▶ [WHAT TO DO]
Copy out all the entries word for word.

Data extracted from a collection
## begin
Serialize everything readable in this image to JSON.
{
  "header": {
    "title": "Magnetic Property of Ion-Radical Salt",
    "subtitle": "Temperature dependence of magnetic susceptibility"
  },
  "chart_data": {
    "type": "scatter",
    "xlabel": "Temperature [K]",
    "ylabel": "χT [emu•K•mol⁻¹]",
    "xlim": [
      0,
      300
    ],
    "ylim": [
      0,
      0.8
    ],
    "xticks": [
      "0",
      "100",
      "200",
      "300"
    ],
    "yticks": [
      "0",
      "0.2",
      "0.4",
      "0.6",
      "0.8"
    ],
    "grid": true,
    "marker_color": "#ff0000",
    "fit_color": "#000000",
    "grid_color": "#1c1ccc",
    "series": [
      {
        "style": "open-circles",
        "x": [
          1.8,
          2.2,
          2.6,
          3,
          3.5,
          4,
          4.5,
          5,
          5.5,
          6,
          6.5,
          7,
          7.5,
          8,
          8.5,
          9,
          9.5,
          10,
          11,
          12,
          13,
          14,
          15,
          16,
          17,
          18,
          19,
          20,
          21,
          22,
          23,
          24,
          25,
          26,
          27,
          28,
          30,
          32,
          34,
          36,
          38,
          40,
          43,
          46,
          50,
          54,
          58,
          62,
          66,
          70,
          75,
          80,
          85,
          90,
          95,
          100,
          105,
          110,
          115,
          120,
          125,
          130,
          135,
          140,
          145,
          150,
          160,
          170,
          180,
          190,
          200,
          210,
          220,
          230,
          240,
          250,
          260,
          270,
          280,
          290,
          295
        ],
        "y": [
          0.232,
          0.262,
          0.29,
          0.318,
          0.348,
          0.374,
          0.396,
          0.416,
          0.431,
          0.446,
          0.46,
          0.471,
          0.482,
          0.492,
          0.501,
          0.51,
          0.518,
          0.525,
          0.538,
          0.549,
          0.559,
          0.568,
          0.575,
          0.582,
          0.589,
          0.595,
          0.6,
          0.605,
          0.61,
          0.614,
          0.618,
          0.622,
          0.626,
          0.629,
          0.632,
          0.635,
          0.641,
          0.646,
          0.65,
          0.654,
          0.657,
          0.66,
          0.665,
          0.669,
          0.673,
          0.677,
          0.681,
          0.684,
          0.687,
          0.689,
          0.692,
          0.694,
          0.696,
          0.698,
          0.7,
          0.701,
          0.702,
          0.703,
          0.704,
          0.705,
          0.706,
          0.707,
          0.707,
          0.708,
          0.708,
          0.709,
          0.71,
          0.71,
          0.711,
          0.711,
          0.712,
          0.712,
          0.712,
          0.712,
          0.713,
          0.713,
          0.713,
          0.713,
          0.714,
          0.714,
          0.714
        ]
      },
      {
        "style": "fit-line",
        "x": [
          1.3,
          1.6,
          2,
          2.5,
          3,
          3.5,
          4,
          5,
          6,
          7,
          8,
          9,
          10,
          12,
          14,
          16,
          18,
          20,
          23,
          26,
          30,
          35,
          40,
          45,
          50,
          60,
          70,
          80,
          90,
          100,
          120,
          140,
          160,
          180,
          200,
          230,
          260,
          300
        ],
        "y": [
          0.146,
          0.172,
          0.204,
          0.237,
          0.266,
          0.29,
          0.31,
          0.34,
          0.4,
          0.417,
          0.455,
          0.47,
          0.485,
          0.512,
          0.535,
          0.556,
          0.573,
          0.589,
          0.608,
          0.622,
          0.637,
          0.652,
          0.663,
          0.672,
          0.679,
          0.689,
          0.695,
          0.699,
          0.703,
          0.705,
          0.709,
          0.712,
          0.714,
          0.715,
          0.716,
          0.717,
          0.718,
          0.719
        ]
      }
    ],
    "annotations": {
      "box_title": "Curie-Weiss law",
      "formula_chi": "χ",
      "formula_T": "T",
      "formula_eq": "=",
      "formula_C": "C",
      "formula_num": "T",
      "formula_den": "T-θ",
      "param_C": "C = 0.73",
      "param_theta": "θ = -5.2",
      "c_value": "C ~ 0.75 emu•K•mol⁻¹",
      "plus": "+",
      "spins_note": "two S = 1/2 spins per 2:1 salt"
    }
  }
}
## end
▶ [EXERCISE SOLUTION]
Serialize everything readable in this image to JSON.
{
  "header": {
    "title": "Magnetic Property of Ion-Radical Salt",
    "subtitle": "Temperature dependence of magnetic susceptibility"
  },
  "chart_data": {
    "type": "scatter",
    "xlabel": "Temperature [K]",
    "ylabel": "χT [emu•K•mol⁻¹]",
    "xlim": [
      0,
      300
    ],
    "ylim": [
      0,
      0.8
    ],
    "xticks": [
      "0",
      "100",
      "200",
      "300"
    ],
    "yticks": [
      "0",
      "0.2",
      "0.4",
      "0.6",
      "0.8"
    ],
    "grid": true,
    "marker_color": "#ff0000",
    "fit_color": "#000000",
    "grid_color": "#1c1ccc",
    "series": [
      {
        "style": "open-circles",
        "x": [
          1.8,
          2.2,
          2.6,
          3,
          3.5,
          4,
          4.5,
          5,
          5.5,
          6,
          6.5,
          7,
          7.5,
          8,
          8.5,
          9,
          9.5,
          10,
          11,
          12,
          13,
          14,
          15,
          16,
          17,
          18,
          19,
          20,
          21,
          22,
          23,
          24,
          25,
          26,
          27,
          28,
          30,
          32,
          34,
          36,
          38,
          40,
          43,
          46,
          50,
          54,
          58,
          62,
          66,
          70,
          75,
          80,
          85,
          90,
          95,
          100,
          105,
          110,
          115,
          120,
          125,
          130,
          135,
          140,
          145,
          150,
          160,
          170,
          180,
          190,
          200,
          210,
          220,
          230,
          240,
          250,
          260,
          270,
          280,
          290,
          295
        ],
        "y": [
          0.232,
          0.262,
          0.29,
          0.318,
          0.348,
          0.374,
          0.396,
          0.416,
          0.431,
          0.446,
          0.46,
          0.471,
          0.482,
          0.492,
          0.501,
          0.51,
          0.518,
          0.525,
          0.538,
          0.549,
          0.559,
          0.568,
          0.575,
          0.582,
          0.589,
          0.595,
          0.6,
          0.605,
          0.61,
          0.614,
          0.618,
          0.622,
          0.626,
          0.629,
          0.632,
          0.635,
          0.641,
          0.646,
          0.65,
          0.654,
          0.657,
          0.66,
          0.665,
          0.669,
          0.673,
          0.677,
          0.681,
          0.684,
          0.687,
          0.689,
          0.692,
          0.694,
          0.696,
          0.698,
          0.7,
          0.701,
          0.702,
          0.703,
          0.704,
          0.705,
          0.706,
          0.707,
          0.707,
          0.708,
          0.708,
          0.709,
          0.71,
          0.71,
          0.711,
          0.711,
          0.712,
          0.712,
          0.712,
          0.712,
          0.713,
          0.713,
          0.713,
          0.713,
          0.714,
          0.714,
          0.714
        ]
      },
      {
        "style": "fit-line",
        "x": [
          1.3,
          1.6,
          2,
          2.5,
          3,
          3.5,
          4,
          5,
          6,
          7,
          8,
          9,
          10,
          12,
          14,
          16,
          18,
          20,
          23,
          26,
          30,
          35,
          40,
          45,
          50,
          60,
          70,
          80,
          90,
          100,
          120,
          140,
          160,
          180,
          200,
          230,
          260,
          300
        ],
        "y": [
          0.146,
          0.172,
          0.204,
          0.237,
          0.266,
          0.29,
          0.31,
          0.34,
          0.4,
          0.417,
          0.455,
          0.47,
          0.485,
          0.512,
          0.535,
          0.556,
          0.573,
          0.589,
          0.608,
          0.622,
          0.637,
          0.652,
          0.663,
          0.672,
          0.679,
          0.689,
          0.695,
          0.699,
          0.703,
          0.705,
          0.709,
          0.712,
          0.714,
          0.715,
          0.716,
          0.717,
          0.718,
          0.719
        ]
      }
    ],
    "annotations": {
      "box_title": "Curie-Weiss law",
      "formula_chi": "χ",
      "formula_T": "T",
      "formula_eq": "=",
      "formula_C": "C",
      "formula_num": "T",
      "formula_den": "T-θ",
      "param_C": "C = 0.73",
      "param_theta": "θ = -5.2",
      "c_value": "C ~ 0.75 emu•K•mol⁻¹",
      "plus": "+",
      "spins_note": "two S = 1/2 spins per 2:1 salt"
    }
  }
}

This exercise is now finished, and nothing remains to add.